- **TEXT EXTRACT**:
⟨

Nothing stays the same. Everything changes all the time. I want to hold on to what was, find comfort and control in looking for a way back. And yet, I know better. The flow of life is made of all its little and big births and deaths. It’s the most inevitable truth yet the hardest to surrender to.

I could remain in the dream by turning it into a nightmare. Cling on to the beauty of what I did the only way I know how, by beating myself up that I’m not making it anymore. Turn it into a failure because maybe then it’s something I can fix, revert it back into a success. But the only true way I honor it, the only true way it remains successful, is by letting it be without needing it to be continued. What was then is not what is now, and that’s ok.

The proper way to do this is to say thank you. That’s how I acknowledge that I am and always will be proud of myself for being Rain Robert. For being both so vulnerable and so reckless. For daring beyond my wildest dreams in search of truth. And for receiving so much validation in return. Not through adoration but through the sharing of truth. Every interaction, whether answered or not, has taught me a lesson in reciprocity. We are all in the same boat, alive on this planet at the same time. And yet so many of us are just unseen beacons, silently blazing in the night, disconnected from the chain of connection. If our connection is not what unites us, then it’s definitely our disconnection that does.

I still seek answers. I still seek solutions. I still seek expression. I still seek connection. I always will. I’m just not doing it in the same way anymore. Not right now anyway. Goodbye is a very definitive word, one that feels as untrue as saying I’m still here. I’m somewhere in the middle, as anyone else is, walking down the path of their own journey, unsure of where their feet are taking them yet going there nonetheless.

To all those who were touched by my words or videos, thank you for letting me speak to you. My life is forever changed by the extraordinary adventure this turned out to be.

I wish us all to continue unraveling ourselves to the barest threads of who we are, so that our physical or metaphysical nakedness can remind us that we are beauty, we are art, we are life.

Thank you.

No videos

I have to address the lack of videos. Because they really were the essence here.

What if you can read Rain Robert but you can’t see her anymore, is she still Rain Robert?

Why is there no more videos? That’s the important, more subtle question. To which there is no straightforward answer. Making mistakes, not getting what I wanted, failing… Is that what propelled my future back into my past? Am I even in charge of my itinerary?

⟩

- **DATA TO USE**:

⟨

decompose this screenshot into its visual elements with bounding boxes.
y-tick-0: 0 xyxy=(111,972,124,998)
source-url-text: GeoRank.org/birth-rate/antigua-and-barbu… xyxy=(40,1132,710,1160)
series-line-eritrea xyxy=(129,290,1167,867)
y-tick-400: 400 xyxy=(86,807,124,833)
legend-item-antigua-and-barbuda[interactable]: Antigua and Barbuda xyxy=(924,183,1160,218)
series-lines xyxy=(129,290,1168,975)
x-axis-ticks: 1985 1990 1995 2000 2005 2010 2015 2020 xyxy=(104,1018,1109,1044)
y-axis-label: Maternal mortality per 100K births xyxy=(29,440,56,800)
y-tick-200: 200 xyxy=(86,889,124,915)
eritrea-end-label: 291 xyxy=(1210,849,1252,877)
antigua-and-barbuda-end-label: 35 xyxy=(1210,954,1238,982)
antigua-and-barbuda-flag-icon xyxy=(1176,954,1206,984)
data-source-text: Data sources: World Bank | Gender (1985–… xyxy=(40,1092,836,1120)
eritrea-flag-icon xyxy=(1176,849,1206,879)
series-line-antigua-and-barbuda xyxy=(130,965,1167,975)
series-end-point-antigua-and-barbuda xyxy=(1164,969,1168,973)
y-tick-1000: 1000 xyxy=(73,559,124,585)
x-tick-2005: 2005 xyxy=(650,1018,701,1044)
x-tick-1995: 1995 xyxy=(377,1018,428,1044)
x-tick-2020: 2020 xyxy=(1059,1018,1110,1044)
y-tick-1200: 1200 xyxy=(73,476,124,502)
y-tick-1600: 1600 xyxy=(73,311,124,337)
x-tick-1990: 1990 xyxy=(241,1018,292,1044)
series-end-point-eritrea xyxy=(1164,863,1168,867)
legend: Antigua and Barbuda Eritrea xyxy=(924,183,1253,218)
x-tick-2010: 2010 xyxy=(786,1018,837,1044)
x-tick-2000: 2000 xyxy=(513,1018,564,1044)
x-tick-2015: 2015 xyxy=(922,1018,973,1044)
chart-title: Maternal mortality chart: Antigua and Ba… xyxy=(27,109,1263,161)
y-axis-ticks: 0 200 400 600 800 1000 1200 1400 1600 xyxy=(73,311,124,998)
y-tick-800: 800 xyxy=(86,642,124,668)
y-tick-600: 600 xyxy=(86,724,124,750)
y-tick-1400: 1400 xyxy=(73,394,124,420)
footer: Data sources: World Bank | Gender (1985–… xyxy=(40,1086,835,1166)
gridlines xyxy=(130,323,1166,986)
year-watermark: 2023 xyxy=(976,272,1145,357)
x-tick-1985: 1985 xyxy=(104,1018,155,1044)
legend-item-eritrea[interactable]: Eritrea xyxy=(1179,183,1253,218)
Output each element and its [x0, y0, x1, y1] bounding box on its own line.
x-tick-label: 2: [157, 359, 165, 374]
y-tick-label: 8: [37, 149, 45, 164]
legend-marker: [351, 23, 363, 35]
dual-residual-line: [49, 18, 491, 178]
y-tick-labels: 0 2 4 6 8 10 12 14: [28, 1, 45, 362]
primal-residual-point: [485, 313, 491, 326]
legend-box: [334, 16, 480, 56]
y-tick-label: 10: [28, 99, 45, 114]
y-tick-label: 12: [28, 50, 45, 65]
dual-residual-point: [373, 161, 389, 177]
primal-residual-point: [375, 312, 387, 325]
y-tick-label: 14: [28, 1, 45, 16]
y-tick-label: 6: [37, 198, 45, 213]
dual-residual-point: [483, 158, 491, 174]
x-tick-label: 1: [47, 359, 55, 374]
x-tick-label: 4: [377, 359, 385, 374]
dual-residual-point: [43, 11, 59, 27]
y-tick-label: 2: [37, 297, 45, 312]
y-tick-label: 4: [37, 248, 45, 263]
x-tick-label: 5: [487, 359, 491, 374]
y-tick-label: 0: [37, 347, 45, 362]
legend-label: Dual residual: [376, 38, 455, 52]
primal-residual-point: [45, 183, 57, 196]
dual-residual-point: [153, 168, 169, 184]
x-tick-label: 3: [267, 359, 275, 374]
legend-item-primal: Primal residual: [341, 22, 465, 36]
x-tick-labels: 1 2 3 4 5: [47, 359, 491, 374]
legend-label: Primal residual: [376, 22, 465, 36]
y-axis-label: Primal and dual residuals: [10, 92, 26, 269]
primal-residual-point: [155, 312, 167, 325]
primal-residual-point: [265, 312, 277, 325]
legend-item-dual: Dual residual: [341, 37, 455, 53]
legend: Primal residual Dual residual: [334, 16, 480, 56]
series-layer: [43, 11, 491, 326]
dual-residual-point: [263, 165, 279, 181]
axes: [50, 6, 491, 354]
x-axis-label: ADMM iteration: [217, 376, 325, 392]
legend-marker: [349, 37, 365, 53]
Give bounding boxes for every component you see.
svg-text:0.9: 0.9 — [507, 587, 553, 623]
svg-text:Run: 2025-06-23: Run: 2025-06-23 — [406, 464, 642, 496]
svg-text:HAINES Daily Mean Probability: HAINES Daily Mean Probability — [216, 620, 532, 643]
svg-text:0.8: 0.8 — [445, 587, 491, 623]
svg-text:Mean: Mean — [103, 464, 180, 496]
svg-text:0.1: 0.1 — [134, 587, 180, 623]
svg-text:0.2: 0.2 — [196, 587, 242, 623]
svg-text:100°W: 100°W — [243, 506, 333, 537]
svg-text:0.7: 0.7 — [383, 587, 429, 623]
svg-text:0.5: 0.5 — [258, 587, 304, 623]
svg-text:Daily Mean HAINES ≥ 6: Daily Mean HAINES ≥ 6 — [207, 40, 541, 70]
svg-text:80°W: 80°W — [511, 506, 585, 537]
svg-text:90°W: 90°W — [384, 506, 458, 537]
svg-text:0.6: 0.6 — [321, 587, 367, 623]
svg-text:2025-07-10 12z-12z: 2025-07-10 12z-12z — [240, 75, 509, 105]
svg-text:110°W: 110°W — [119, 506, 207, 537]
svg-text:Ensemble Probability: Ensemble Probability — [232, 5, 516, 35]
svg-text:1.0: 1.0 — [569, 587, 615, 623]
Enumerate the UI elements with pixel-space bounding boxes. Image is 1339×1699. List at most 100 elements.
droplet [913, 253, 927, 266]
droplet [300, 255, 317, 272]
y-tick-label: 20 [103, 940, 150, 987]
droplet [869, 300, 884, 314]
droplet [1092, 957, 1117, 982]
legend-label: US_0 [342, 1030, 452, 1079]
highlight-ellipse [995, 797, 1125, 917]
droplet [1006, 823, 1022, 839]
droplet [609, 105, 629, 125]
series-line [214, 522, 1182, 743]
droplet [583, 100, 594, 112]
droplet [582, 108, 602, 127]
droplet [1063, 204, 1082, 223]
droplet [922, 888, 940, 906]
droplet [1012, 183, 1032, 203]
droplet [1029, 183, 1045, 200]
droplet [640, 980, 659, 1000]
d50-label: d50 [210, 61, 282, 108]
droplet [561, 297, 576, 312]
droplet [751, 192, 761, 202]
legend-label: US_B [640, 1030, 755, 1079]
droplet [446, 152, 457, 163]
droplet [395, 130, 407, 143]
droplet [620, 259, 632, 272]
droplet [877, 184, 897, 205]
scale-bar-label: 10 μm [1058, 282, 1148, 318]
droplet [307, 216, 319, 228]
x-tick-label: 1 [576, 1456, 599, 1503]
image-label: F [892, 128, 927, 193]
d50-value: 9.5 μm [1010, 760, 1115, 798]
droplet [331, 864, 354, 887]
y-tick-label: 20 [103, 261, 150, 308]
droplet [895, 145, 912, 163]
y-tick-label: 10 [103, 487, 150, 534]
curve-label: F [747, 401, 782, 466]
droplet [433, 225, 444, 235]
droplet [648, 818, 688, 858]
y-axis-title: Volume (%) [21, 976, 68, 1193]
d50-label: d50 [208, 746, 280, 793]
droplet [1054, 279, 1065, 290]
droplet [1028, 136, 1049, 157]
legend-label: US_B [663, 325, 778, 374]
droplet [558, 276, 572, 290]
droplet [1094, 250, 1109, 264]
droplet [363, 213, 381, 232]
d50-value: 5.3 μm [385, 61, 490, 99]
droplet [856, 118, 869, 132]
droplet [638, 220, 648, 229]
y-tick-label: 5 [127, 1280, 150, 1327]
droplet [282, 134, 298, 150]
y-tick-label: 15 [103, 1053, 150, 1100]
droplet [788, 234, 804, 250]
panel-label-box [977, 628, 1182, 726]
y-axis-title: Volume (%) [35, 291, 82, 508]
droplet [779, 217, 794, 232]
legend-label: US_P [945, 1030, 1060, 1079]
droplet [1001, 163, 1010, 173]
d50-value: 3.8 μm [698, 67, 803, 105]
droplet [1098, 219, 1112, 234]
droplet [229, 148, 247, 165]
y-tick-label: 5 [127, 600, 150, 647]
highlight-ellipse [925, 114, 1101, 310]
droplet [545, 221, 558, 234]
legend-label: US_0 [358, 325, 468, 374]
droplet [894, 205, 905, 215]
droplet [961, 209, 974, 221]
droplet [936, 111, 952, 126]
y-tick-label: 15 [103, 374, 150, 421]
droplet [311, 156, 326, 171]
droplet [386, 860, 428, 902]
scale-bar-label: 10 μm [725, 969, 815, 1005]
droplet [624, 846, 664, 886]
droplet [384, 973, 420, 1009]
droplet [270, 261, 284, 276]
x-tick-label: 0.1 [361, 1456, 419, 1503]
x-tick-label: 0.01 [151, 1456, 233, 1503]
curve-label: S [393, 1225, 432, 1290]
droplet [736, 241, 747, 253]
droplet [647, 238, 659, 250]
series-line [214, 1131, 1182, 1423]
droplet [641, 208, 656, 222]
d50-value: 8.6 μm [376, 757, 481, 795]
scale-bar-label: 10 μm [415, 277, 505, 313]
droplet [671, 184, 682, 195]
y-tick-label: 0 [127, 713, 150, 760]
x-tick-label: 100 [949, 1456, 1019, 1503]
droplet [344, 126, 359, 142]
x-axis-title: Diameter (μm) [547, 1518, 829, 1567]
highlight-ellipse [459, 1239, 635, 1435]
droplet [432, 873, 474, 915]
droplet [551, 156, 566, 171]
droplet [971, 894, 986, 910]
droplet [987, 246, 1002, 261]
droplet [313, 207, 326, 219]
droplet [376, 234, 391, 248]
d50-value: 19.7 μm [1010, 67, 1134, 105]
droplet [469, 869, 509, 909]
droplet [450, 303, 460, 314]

⟩

- **GIVEN EXERCISE 1**:
In the essay, what name does the writer say they will always be proud of being?
- **GIVEN EXERCISE 2**:
Copy the records from their first line up to and including the line containing "data-source-text: Data sources: World".
The essay and the records come from unrelated sources.

- **CORRECT ANSWER 1**:
Rain Robert.

- **CORRECT ANSWER 2**:
decompose this screenshot into its visual elements with bounding boxes.
y-tick-0: 0 xyxy=(111,972,124,998)
source-url-text: GeoRank.org/birth-rate/antigua-and-barbu… xyxy=(40,1132,710,1160)
series-line-eritrea xyxy=(129,290,1167,867)
y-tick-400: 400 xyxy=(86,807,124,833)
legend-item-antigua-and-barbuda[interactable]: Antigua and Barbuda xyxy=(924,183,1160,218)
series-lines xyxy=(129,290,1168,975)
x-axis-ticks: 1985 1990 1995 2000 2005 2010 2015 2020 xyxy=(104,1018,1109,1044)
y-axis-label: Maternal mortality per 100K births xyxy=(29,440,56,800)
y-tick-200: 200 xyxy=(86,889,124,915)
eritrea-end-label: 291 xyxy=(1210,849,1252,877)
antigua-and-barbuda-end-label: 35 xyxy=(1210,954,1238,982)
antigua-and-barbuda-flag-icon xyxy=(1176,954,1206,984)
data-source-text: Data sources: World Bank | Gender (1985–… xyxy=(40,1092,836,1120)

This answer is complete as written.